Exercise requirements:
Take the material below and write it all out again exactly.

Material for this task:
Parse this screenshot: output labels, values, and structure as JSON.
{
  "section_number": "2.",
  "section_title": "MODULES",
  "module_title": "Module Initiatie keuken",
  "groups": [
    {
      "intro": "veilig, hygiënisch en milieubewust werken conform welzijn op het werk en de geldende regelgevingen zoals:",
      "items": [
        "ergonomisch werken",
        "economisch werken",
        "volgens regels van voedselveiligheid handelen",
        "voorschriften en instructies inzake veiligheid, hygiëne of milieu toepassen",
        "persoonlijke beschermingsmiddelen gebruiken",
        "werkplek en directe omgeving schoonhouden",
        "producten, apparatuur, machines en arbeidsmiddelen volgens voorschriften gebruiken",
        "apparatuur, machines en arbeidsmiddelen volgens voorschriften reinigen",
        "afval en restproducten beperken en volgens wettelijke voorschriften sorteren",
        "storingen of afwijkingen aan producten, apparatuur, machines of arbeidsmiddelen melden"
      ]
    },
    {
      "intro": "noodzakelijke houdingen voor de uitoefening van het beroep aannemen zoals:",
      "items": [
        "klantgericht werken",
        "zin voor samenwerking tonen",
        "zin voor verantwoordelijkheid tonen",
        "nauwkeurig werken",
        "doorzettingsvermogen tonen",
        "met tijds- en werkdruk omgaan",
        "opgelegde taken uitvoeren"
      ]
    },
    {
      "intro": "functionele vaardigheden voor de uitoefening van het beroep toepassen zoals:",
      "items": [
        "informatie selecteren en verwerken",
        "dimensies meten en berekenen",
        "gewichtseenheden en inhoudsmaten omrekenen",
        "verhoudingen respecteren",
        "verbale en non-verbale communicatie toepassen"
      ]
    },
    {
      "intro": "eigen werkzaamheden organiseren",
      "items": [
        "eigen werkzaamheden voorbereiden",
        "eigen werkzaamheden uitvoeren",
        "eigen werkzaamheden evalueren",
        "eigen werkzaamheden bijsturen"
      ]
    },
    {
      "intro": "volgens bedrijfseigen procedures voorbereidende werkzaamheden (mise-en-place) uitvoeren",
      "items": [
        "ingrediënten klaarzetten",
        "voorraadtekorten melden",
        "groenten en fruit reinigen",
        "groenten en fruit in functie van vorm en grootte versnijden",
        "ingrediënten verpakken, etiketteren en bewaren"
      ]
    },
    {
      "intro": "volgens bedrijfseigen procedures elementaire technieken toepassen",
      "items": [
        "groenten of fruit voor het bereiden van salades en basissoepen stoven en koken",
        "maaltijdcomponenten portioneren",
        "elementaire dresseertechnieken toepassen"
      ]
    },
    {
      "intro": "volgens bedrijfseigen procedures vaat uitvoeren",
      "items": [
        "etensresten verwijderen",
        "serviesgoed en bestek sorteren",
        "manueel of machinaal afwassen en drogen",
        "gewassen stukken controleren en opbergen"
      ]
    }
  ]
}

Response to the task:
Parse this screenshot: output labels, values, and structure as JSON.
{
  "section_number": "2.",
  "section_title": "MODULES",
  "module_title": "Module Initiatie keuken",
  "groups": [
    {
      "intro": "veilig, hygiënisch en milieubewust werken conform welzijn op het werk en de geldende regelgevingen zoals:",
      "items": [
        "ergonomisch werken",
        "economisch werken",
        "volgens regels van voedselveiligheid handelen",
        "voorschriften en instructies inzake veiligheid, hygiëne of milieu toepassen",
        "persoonlijke beschermingsmiddelen gebruiken",
        "werkplek en directe omgeving schoonhouden",
        "producten, apparatuur, machines en arbeidsmiddelen volgens voorschriften gebruiken",
        "apparatuur, machines en arbeidsmiddelen volgens voorschriften reinigen",
        "afval en restproducten beperken en volgens wettelijke voorschriften sorteren",
        "storingen of afwijkingen aan producten, apparatuur, machines of arbeidsmiddelen melden"
      ]
    },
    {
      "intro": "noodzakelijke houdingen voor de uitoefening van het beroep aannemen zoals:",
      "items": [
        "klantgericht werken",
        "zin voor samenwerking tonen",
        "zin voor verantwoordelijkheid tonen",
        "nauwkeurig werken",
        "doorzettingsvermogen tonen",
        "met tijds- en werkdruk omgaan",
        "opgelegde taken uitvoeren"
      ]
    },
    {
      "intro": "functionele vaardigheden voor de uitoefening van het beroep toepassen zoals:",
      "items": [
        "informatie selecteren en verwerken",
        "dimensies meten en berekenen",
        "gewichtseenheden en inhoudsmaten omrekenen",
        "verhoudingen respecteren",
        "verbale en non-verbale communicatie toepassen"
      ]
    },
    {
      "intro": "eigen werkzaamheden organiseren",
      "items": [
        "eigen werkzaamheden voorbereiden",
        "eigen werkzaamheden uitvoeren",
        "eigen werkzaamheden evalueren",
        "eigen werkzaamheden bijsturen"
      ]
    },
    {
      "intro": "volgens bedrijfseigen procedures voorbereidende werkzaamheden (mise-en-place) uitvoeren",
      "items": [
        "ingrediënten klaarzetten",
        "voorraadtekorten melden",
        "groenten en fruit reinigen",
        "groenten en fruit in functie van vorm en grootte versnijden",
        "ingrediënten verpakken, etiketteren en bewaren"
      ]
    },
    {
      "intro": "volgens bedrijfseigen procedures elementaire technieken toepassen",
      "items": [
        "groenten of fruit voor het bereiden van salades en basissoepen stoven en koken",
        "maaltijdcomponenten portioneren",
        "elementaire dresseertechnieken toepassen"
      ]
    },
    {
      "intro": "volgens bedrijfseigen procedures vaat uitvoeren",
      "items": [
        "etensresten verwijderen",
        "serviesgoed en bestek sorteren",
        "manueel of machinaal afwassen en drogen",
        "gewassen stukken controleren en opbergen"
      ]
    }
  ]
}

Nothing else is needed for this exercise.